-- START OF Input records --

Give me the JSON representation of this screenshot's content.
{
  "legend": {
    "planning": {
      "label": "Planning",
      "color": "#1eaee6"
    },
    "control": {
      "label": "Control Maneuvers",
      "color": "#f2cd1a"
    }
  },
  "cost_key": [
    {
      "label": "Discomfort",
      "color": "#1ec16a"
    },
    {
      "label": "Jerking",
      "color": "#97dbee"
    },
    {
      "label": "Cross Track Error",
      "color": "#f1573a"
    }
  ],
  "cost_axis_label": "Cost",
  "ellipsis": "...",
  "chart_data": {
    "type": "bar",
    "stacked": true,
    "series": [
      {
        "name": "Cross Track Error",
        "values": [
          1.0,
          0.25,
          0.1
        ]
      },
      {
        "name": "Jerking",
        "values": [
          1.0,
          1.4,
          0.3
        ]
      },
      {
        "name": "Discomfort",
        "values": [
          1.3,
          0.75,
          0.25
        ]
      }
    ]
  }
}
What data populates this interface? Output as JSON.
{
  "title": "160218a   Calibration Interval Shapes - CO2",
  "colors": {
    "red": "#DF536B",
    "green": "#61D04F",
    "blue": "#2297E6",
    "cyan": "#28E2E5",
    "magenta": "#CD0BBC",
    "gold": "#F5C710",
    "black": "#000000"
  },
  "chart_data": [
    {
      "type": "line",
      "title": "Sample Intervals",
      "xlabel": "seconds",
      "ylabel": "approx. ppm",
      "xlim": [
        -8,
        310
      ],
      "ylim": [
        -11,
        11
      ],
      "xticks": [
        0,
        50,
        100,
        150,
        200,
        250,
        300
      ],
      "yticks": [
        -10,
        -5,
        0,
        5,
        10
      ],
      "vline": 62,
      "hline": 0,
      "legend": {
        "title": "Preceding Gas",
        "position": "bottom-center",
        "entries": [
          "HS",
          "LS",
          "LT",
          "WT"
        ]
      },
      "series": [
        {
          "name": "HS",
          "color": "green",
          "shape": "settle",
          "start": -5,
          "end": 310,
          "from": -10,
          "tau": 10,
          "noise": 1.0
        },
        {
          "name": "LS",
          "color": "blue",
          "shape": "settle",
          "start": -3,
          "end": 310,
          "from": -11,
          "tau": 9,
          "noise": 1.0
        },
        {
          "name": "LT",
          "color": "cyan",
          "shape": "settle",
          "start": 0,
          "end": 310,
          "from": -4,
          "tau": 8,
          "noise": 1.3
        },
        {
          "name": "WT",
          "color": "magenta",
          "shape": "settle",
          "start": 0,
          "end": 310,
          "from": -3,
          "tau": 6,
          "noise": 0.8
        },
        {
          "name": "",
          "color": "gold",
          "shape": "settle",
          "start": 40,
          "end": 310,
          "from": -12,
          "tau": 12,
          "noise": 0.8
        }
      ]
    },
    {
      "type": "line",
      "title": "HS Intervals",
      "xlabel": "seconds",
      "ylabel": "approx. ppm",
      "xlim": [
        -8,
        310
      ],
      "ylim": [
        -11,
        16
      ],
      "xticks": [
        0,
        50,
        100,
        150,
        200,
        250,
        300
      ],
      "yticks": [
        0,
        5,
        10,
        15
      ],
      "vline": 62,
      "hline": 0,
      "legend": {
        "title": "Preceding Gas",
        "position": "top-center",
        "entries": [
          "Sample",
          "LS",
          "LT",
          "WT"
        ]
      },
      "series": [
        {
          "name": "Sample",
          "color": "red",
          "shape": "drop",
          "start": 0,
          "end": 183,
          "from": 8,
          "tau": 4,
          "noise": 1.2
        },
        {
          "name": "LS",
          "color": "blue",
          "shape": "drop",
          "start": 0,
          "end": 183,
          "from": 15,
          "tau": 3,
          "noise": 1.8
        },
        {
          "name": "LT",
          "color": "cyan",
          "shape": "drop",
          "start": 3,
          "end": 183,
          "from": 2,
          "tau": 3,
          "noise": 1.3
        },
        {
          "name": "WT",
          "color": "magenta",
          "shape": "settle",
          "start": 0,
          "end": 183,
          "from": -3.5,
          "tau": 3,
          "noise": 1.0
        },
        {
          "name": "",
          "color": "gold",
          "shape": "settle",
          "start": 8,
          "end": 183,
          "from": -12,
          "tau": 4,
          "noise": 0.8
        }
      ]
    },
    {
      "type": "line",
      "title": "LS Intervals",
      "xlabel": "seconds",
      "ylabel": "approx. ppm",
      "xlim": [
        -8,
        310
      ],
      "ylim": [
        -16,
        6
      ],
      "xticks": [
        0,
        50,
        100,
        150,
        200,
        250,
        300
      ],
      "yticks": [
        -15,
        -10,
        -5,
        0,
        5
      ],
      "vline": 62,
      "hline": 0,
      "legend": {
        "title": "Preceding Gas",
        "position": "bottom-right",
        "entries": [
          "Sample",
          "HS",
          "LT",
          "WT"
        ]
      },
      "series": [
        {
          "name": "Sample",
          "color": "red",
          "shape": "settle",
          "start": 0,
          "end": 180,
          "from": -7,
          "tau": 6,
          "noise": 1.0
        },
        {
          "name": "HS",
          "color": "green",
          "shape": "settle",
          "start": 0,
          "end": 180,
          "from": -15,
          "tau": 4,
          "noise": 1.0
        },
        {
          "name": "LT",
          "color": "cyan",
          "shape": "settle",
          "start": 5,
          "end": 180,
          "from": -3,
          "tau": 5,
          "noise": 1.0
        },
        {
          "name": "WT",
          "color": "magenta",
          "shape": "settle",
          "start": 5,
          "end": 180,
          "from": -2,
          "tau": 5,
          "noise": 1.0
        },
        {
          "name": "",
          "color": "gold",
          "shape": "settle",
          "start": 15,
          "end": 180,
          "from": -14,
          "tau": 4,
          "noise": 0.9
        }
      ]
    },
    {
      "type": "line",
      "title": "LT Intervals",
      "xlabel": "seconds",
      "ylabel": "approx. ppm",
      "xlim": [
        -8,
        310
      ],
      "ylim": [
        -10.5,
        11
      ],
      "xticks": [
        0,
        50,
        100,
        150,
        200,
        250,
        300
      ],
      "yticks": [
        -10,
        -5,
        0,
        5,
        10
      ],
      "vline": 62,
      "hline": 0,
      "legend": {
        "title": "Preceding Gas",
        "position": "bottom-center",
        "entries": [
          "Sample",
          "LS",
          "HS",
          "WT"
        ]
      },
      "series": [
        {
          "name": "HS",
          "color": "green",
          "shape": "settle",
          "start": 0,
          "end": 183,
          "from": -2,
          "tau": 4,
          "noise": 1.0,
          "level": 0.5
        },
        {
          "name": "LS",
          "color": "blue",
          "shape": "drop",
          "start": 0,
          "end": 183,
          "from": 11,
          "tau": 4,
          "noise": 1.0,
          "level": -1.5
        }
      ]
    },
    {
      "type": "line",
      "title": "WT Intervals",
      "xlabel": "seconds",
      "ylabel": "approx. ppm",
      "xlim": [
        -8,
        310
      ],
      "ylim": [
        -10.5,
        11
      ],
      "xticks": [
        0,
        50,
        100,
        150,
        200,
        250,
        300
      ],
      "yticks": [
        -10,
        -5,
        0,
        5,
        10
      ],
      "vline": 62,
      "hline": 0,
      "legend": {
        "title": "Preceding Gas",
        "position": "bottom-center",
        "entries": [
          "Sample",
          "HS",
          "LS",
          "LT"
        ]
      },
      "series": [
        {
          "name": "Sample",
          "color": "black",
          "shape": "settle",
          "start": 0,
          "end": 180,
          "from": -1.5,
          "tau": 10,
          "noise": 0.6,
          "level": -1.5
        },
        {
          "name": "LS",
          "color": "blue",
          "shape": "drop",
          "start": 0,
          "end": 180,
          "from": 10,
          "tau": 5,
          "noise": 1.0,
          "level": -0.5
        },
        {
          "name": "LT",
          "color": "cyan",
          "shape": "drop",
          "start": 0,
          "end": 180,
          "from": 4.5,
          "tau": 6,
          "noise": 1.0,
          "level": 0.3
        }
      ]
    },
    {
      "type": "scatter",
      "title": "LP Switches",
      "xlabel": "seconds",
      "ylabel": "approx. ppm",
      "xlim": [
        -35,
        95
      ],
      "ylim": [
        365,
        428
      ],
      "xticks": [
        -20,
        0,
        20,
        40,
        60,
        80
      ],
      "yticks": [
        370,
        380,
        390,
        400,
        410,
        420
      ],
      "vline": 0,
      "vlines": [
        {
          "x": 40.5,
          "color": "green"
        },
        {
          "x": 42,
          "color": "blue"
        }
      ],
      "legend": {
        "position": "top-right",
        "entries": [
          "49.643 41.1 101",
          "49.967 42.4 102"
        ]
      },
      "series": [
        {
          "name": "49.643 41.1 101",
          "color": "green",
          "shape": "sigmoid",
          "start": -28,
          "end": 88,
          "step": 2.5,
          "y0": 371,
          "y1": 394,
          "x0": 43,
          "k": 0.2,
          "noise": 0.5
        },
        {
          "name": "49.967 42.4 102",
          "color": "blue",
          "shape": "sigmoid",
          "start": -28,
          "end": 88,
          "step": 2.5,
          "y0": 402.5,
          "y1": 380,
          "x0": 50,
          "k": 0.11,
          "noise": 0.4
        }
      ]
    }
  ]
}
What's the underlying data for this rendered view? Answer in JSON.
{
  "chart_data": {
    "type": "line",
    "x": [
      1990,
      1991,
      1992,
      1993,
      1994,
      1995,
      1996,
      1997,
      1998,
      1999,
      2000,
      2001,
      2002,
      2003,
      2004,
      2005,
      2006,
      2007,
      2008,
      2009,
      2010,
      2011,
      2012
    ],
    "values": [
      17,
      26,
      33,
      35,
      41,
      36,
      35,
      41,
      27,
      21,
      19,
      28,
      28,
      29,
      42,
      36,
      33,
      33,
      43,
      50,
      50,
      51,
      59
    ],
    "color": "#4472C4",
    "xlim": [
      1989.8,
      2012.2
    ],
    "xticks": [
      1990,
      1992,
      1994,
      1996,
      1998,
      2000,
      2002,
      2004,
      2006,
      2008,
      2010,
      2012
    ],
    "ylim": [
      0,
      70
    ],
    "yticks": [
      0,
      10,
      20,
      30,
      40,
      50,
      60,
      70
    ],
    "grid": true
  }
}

-- END OF Input records --

■ **Stated problem**: Identify the lines above with the word "level". Copy them.

■ **Answer for this exercise**:
          "level": 0.5
          "level": -1.5
          "level": -1.5
          "level": -0.5
          "level": 0.3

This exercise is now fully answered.